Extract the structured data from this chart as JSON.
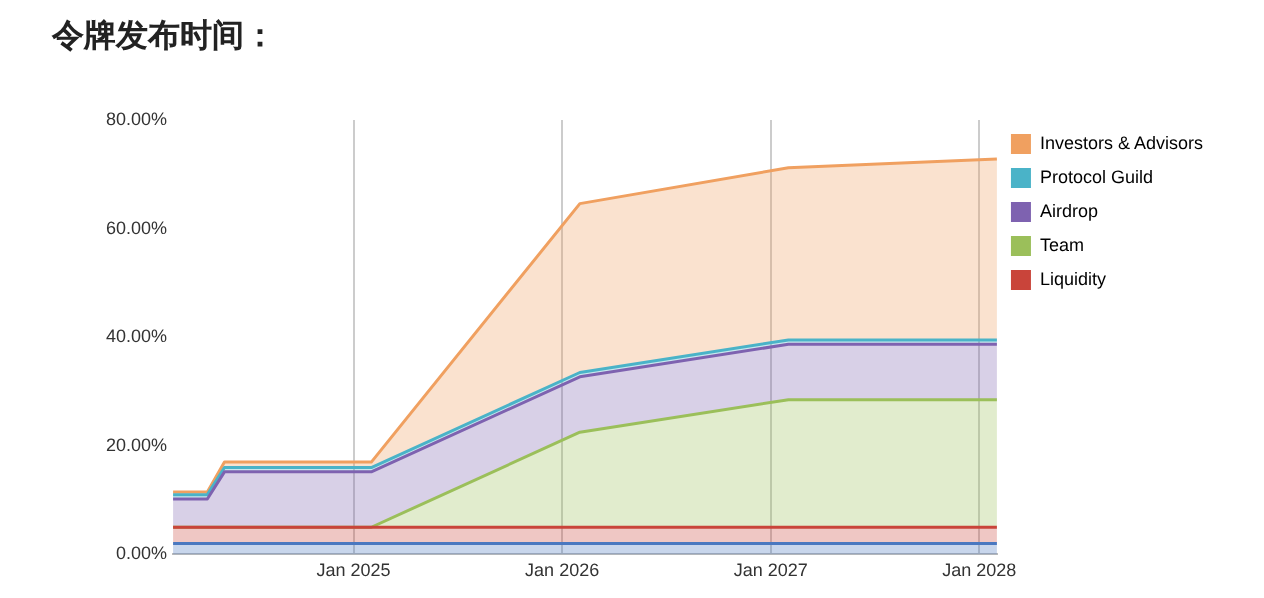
{
  "chart_data": {
    "type": "area",
    "title": "令牌发布时间：",
    "stacked": true,
    "grid": "x",
    "legend": "right",
    "marker": "none",
    "x": [
      "2024-02-20",
      "2024-04-20",
      "2024-05-20",
      "2025-02-01",
      "2026-02-01",
      "2027-02-01",
      "2028-02-01"
    ],
    "xlim": [
      "2024-02-20",
      "2028-02-01"
    ],
    "xticks": [
      {
        "value": "2025-01-01",
        "label": "Jan 2025"
      },
      {
        "value": "2026-01-01",
        "label": "Jan 2026"
      },
      {
        "value": "2027-01-01",
        "label": "Jan 2027"
      },
      {
        "value": "2028-01-01",
        "label": "Jan 2028"
      }
    ],
    "ylim": [
      0,
      80
    ],
    "yticks": [
      {
        "value": 0,
        "label": "0.00%"
      },
      {
        "value": 20,
        "label": "20.00%"
      },
      {
        "value": 40,
        "label": "40.00%"
      },
      {
        "value": 60,
        "label": "60.00%"
      },
      {
        "value": 80,
        "label": "80.00%"
      }
    ],
    "series": [
      {
        "color": "#4a78c0",
        "values": [
          2,
          2,
          2,
          2,
          2,
          2,
          2
        ]
      },
      {
        "name": "Liquidity",
        "color": "#c9443a",
        "values": [
          3,
          3,
          3,
          3,
          3,
          3,
          3
        ]
      },
      {
        "name": "Team",
        "color": "#9bbf5a",
        "values": [
          0,
          0,
          0,
          0,
          17.5,
          23.5,
          23.5
        ]
      },
      {
        "name": "Airdrop",
        "color": "#7e62b0",
        "values": [
          5.2,
          5.2,
          10.2,
          10.2,
          10.2,
          10.2,
          10.2
        ]
      },
      {
        "name": "Protocol Guild",
        "color": "#4ab3c8",
        "values": [
          0.8,
          0.8,
          0.8,
          0.8,
          0.8,
          0.8,
          0.8
        ]
      },
      {
        "name": "Investors & Advisors",
        "color": "#f0a060",
        "values": [
          0.5,
          0.5,
          1,
          1,
          31.1,
          31.7,
          33.3
        ]
      }
    ]
  }
}
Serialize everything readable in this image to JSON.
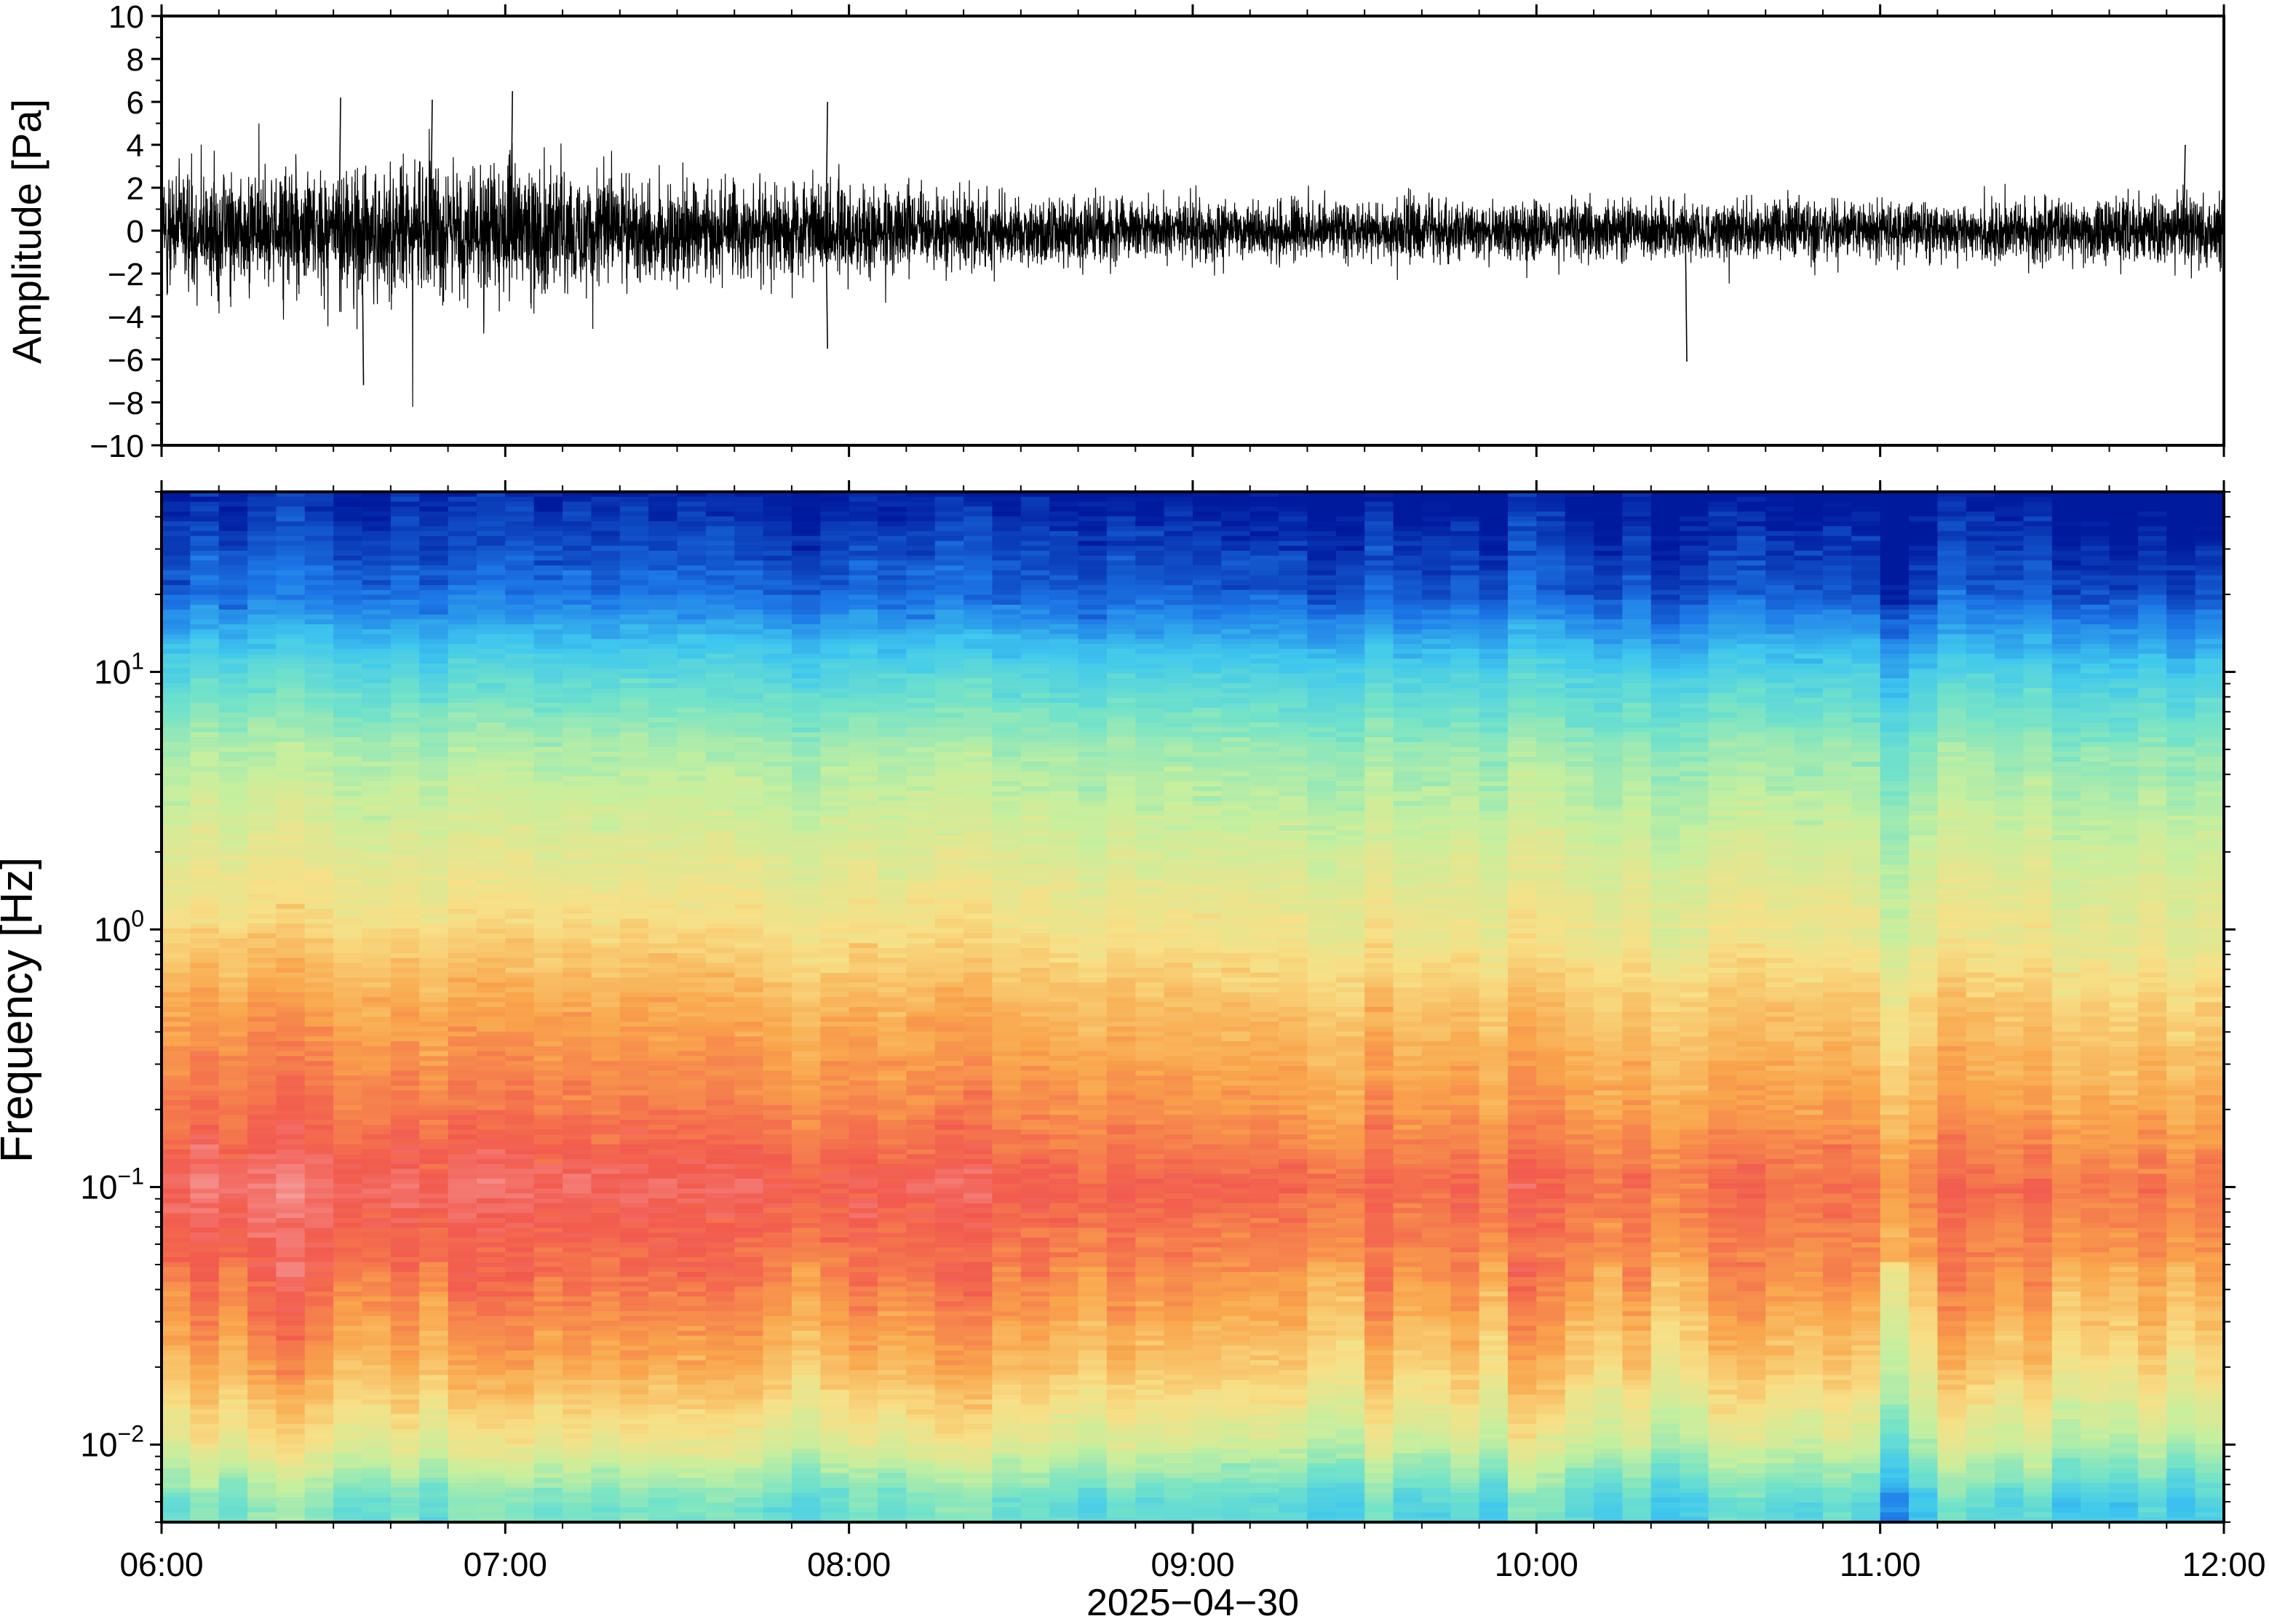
{
  "chart_data": [
    {
      "type": "line",
      "panel": "waveform",
      "ylabel": "Amplitude [Pa]",
      "ylim": [
        -10,
        10
      ],
      "yticks": [
        10,
        8,
        6,
        4,
        2,
        0,
        -2,
        -4,
        -6,
        -8,
        -10
      ],
      "ytick_labels": [
        "10",
        "8",
        "6",
        "4",
        "2",
        "0",
        "−2",
        "−4",
        "−6",
        "−8",
        "−10"
      ],
      "x_range": [
        "06:00",
        "12:00"
      ],
      "series": [
        {
          "x": [
            "06:00",
            "06:30",
            "07:00",
            "07:30",
            "08:00",
            "08:30",
            "09:00",
            "09:30",
            "10:00",
            "10:30",
            "11:00",
            "11:30",
            "12:00"
          ],
          "envelope_max": [
            4.0,
            4.5,
            4.5,
            3.5,
            3.0,
            2.5,
            2.0,
            2.0,
            2.0,
            2.0,
            2.0,
            2.0,
            2.5
          ],
          "envelope_min": [
            -4.0,
            -4.5,
            -4.5,
            -3.5,
            -3.0,
            -2.5,
            -2.0,
            -2.0,
            -2.0,
            -2.0,
            -2.0,
            -2.0,
            -2.5
          ],
          "peaks": [
            {
              "time": "06:31",
              "value": 6.2
            },
            {
              "time": "06:35",
              "value": -7.2
            },
            {
              "time": "06:47",
              "value": 6.1
            },
            {
              "time": "07:01",
              "value": 6.5
            },
            {
              "time": "07:56",
              "value": 6.0
            },
            {
              "time": "07:56",
              "value": -5.5
            },
            {
              "time": "10:26",
              "value": -6.1
            },
            {
              "time": "11:53",
              "value": 4.0
            }
          ]
        }
      ]
    },
    {
      "type": "heatmap",
      "panel": "spectrogram",
      "ylabel": "Frequency [Hz]",
      "yscale": "log",
      "ylim": [
        0.005,
        50
      ],
      "yticks": [
        0.01,
        0.1,
        1,
        10
      ],
      "ytick_labels": [
        {
          "base": "10",
          "exp": "−2"
        },
        {
          "base": "10",
          "exp": "−1"
        },
        {
          "base": "10",
          "exp": "0"
        },
        {
          "base": "10",
          "exp": "1"
        }
      ],
      "xlabel": "2025−04−30",
      "x_range": [
        "06:00",
        "12:00"
      ],
      "xticks": [
        "06:00",
        "07:00",
        "08:00",
        "09:00",
        "10:00",
        "11:00",
        "12:00"
      ],
      "colormap": "rainbow",
      "color_stops": [
        "#001a9e",
        "#1e7ae8",
        "#3fc8ee",
        "#74e3c8",
        "#c6ef9e",
        "#f7e087",
        "#f9a64c",
        "#f25a4e",
        "#f6b2b5"
      ],
      "profile": {
        "frequency_hz": [
          50,
          20,
          10,
          5,
          2,
          1,
          0.5,
          0.2,
          0.1,
          0.05,
          0.02,
          0.01,
          0.006
        ],
        "power_level": [
          0.0,
          0.1,
          0.3,
          0.45,
          0.55,
          0.62,
          0.72,
          0.8,
          0.88,
          0.82,
          0.7,
          0.55,
          0.35
        ]
      },
      "time_trend": {
        "x": [
          "06:00",
          "08:00",
          "10:00",
          "12:00"
        ],
        "relative_level": [
          0.04,
          0.0,
          -0.04,
          -0.05
        ]
      }
    }
  ]
}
- - - -
Reproduce each entry precisely, dropping only the pictures.

Full answer ->
Extract the structured data from this chart as JSON.
{
  "chart_data": {
    "type": "area",
    "title": "令牌发布时间：",
    "stacked": true,
    "grid": "x",
    "legend": "right",
    "marker": "none",
    "x": [
      "2024-02-20",
      "2024-04-20",
      "2024-05-20",
      "2025-02-01",
      "2026-02-01",
      "2027-02-01",
      "2028-02-01"
    ],
    "xlim": [
      "2024-02-20",
      "2028-02-01"
    ],
    "xticks": [
      {
        "value": "2025-01-01",
        "label": "Jan 2025"
      },
      {
        "value": "2026-01-01",
        "label": "Jan 2026"
      },
      {
        "value": "2027-01-01",
        "label": "Jan 2027"
      },
      {
        "value": "2028-01-01",
        "label": "Jan 2028"
      }
    ],
    "ylim": [
      0,
      80
    ],
    "yticks": [
      {
        "value": 0,
        "label": "0.00%"
      },
      {
        "value": 20,
        "label": "20.00%"
      },
      {
        "value": 40,
        "label": "40.00%"
      },
      {
        "value": 60,
        "label": "60.00%"
      },
      {
        "value": 80,
        "label": "80.00%"
      }
    ],
    "series": [
      {
        "color": "#4a78c0",
        "values": [
          2,
          2,
          2,
          2,
          2,
          2,
          2
        ]
      },
      {
        "name": "Liquidity",
        "color": "#c9443a",
        "values": [
          3,
          3,
          3,
          3,
          3,
          3,
          3
        ]
      },
      {
        "name": "Team",
        "color": "#9bbf5a",
        "values": [
          0,
          0,
          0,
          0,
          17.5,
          23.5,
          23.5
        ]
      },
      {
        "name": "Airdrop",
        "color": "#7e62b0",
        "values": [
          5.2,
          5.2,
          10.2,
          10.2,
          10.2,
          10.2,
          10.2
        ]
      },
      {
        "name": "Protocol Guild",
        "color": "#4ab3c8",
        "values": [
          0.8,
          0.8,
          0.8,
          0.8,
          0.8,
          0.8,
          0.8
        ]
      },
      {
        "name": "Investors & Advisors",
        "color": "#f0a060",
        "values": [
          0.5,
          0.5,
          1,
          1,
          31.1,
          31.7,
          33.3
        ]
      }
    ]
  }
}
Serialize everything readable in this image to JSON.
{
  "chart_data": [
    {
      "type": "line",
      "panel": "waveform",
      "ylabel": "Amplitude [Pa]",
      "ylim": [
        -10,
        10
      ],
      "yticks": [
        10,
        8,
        6,
        4,
        2,
        0,
        -2,
        -4,
        -6,
        -8,
        -10
      ],
      "ytick_labels": [
        "10",
        "8",
        "6",
        "4",
        "2",
        "0",
        "−2",
        "−4",
        "−6",
        "−8",
        "−10"
      ],
      "x_range": [
        "06:00",
        "12:00"
      ],
      "series": [
        {
          "x": [
            "06:00",
            "06:30",
            "07:00",
            "07:30",
            "08:00",
            "08:30",
            "09:00",
            "09:30",
            "10:00",
            "10:30",
            "11:00",
            "11:30",
            "12:00"
          ],
          "envelope_max": [
            4.0,
            4.5,
            4.5,
            3.5,
            3.0,
            2.5,
            2.0,
            2.0,
            2.0,
            2.0,
            2.0,
            2.0,
            2.5
          ],
          "envelope_min": [
            -4.0,
            -4.5,
            -4.5,
            -3.5,
            -3.0,
            -2.5,
            -2.0,
            -2.0,
            -2.0,
            -2.0,
            -2.0,
            -2.0,
            -2.5
          ],
          "peaks": [
            {
              "time": "06:31",
              "value": 6.2
            },
            {
              "time": "06:35",
              "value": -7.2
            },
            {
              "time": "06:47",
              "value": 6.1
            },
            {
              "time": "07:01",
              "value": 6.5
            },
            {
              "time": "07:56",
              "value": 6.0
            },
            {
              "time": "07:56",
              "value": -5.5
            },
            {
              "time": "10:26",
              "value": -6.1
            },
            {
              "time": "11:53",
              "value": 4.0
            }
          ]
        }
      ]
    },
    {
      "type": "heatmap",
      "panel": "spectrogram",
      "ylabel": "Frequency [Hz]",
      "yscale": "log",
      "ylim": [
        0.005,
        50
      ],
      "yticks": [
        0.01,
        0.1,
        1,
        10
      ],
      "ytick_labels": [
        {
          "base": "10",
          "exp": "−2"
        },
        {
          "base": "10",
          "exp": "−1"
        },
        {
          "base": "10",
          "exp": "0"
        },
        {
          "base": "10",
          "exp": "1"
        }
      ],
      "xlabel": "2025−04−30",
      "x_range": [
        "06:00",
        "12:00"
      ],
      "xticks": [
        "06:00",
        "07:00",
        "08:00",
        "09:00",
        "10:00",
        "11:00",
        "12:00"
      ],
      "colormap": "rainbow",
      "color_stops": [
        "#001a9e",
        "#1e7ae8",
        "#3fc8ee",
        "#74e3c8",
        "#c6ef9e",
        "#f7e087",
        "#f9a64c",
        "#f25a4e",
        "#f6b2b5"
      ],
      "profile": {
        "frequency_hz": [
          50,
          20,
          10,
          5,
          2,
          1,
          0.5,
          0.2,
          0.1,
          0.05,
          0.02,
          0.01,
          0.006
        ],
        "power_level": [
          0.0,
          0.1,
          0.3,
          0.45,
          0.55,
          0.62,
          0.72,
          0.8,
          0.88,
          0.82,
          0.7,
          0.55,
          0.35
        ]
      },
      "time_trend": {
        "x": [
          "06:00",
          "08:00",
          "10:00",
          "12:00"
        ],
        "relative_level": [
          0.04,
          0.0,
          -0.04,
          -0.05
        ]
      }
    }
  ]
}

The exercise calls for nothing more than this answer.